# Short problem
Search the material for the string "object" and copy each line where it occurs.

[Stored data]
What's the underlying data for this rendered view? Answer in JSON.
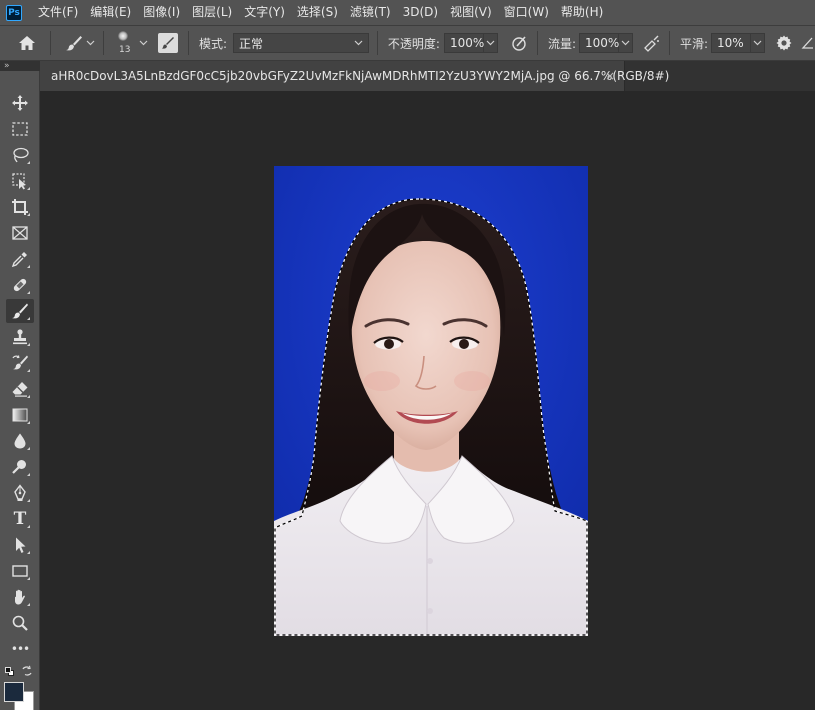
{
  "app": {
    "logo_text": "Ps"
  },
  "menu": [
    "文件(F)",
    "编辑(E)",
    "图像(I)",
    "图层(L)",
    "文字(Y)",
    "选择(S)",
    "滤镜(T)",
    "3D(D)",
    "视图(V)",
    "窗口(W)",
    "帮助(H)"
  ],
  "options": {
    "brush_size": "13",
    "mode_label": "模式:",
    "mode_value": "正常",
    "opacity_label": "不透明度:",
    "opacity_value": "100%",
    "flow_label": "流量:",
    "flow_value": "100%",
    "smoothing_label": "平滑:",
    "smoothing_value": "10%"
  },
  "panel_collapse": "»",
  "document": {
    "tab_title": "aHR0cDovL3A5LnBzdGF0cC5jb20vbGFyZ2UvMzFkNjAwMDRhMTI2YzU3YWY2MjA.jpg @ 66.7%(RGB/8#)",
    "close_glyph": "×"
  },
  "toolbar": {
    "tools": [
      {
        "name": "move-tool",
        "icon": "move-icon"
      },
      {
        "name": "marquee-tool",
        "icon": "marquee-icon"
      },
      {
        "name": "lasso-tool",
        "icon": "lasso-icon"
      },
      {
        "name": "object-select-tool",
        "icon": "object-select-icon"
      },
      {
        "name": "crop-tool",
        "icon": "crop-icon"
      },
      {
        "name": "frame-tool",
        "icon": "frame-icon"
      },
      {
        "name": "eyedropper-tool",
        "icon": "eyedropper-icon"
      },
      {
        "name": "healing-brush-tool",
        "icon": "bandage-icon"
      },
      {
        "name": "brush-tool",
        "icon": "brush-icon"
      },
      {
        "name": "clone-stamp-tool",
        "icon": "stamp-icon"
      },
      {
        "name": "history-brush-tool",
        "icon": "history-brush-icon"
      },
      {
        "name": "eraser-tool",
        "icon": "eraser-icon"
      },
      {
        "name": "gradient-tool",
        "icon": "gradient-icon"
      },
      {
        "name": "blur-tool",
        "icon": "drop-icon"
      },
      {
        "name": "dodge-tool",
        "icon": "dodge-icon"
      },
      {
        "name": "pen-tool",
        "icon": "pen-icon"
      },
      {
        "name": "type-tool",
        "icon": "type-icon"
      },
      {
        "name": "path-select-tool",
        "icon": "arrow-icon"
      },
      {
        "name": "rectangle-tool",
        "icon": "rectangle-icon"
      },
      {
        "name": "hand-tool",
        "icon": "hand-icon"
      },
      {
        "name": "zoom-tool",
        "icon": "zoom-icon"
      },
      {
        "name": "more-tools",
        "icon": "ellipsis-icon"
      }
    ],
    "type_glyph": "T",
    "more_glyph": "•••",
    "active_tool": "brush-tool",
    "foreground_color": "#1b2a3d",
    "background_color": "#ffffff"
  },
  "colors": {
    "photo_background": "#1230b8",
    "selection": "marching-ants"
  }
}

# Solution for this exercise
        "name": "object-select-tool",
        "icon": "object-select-icon"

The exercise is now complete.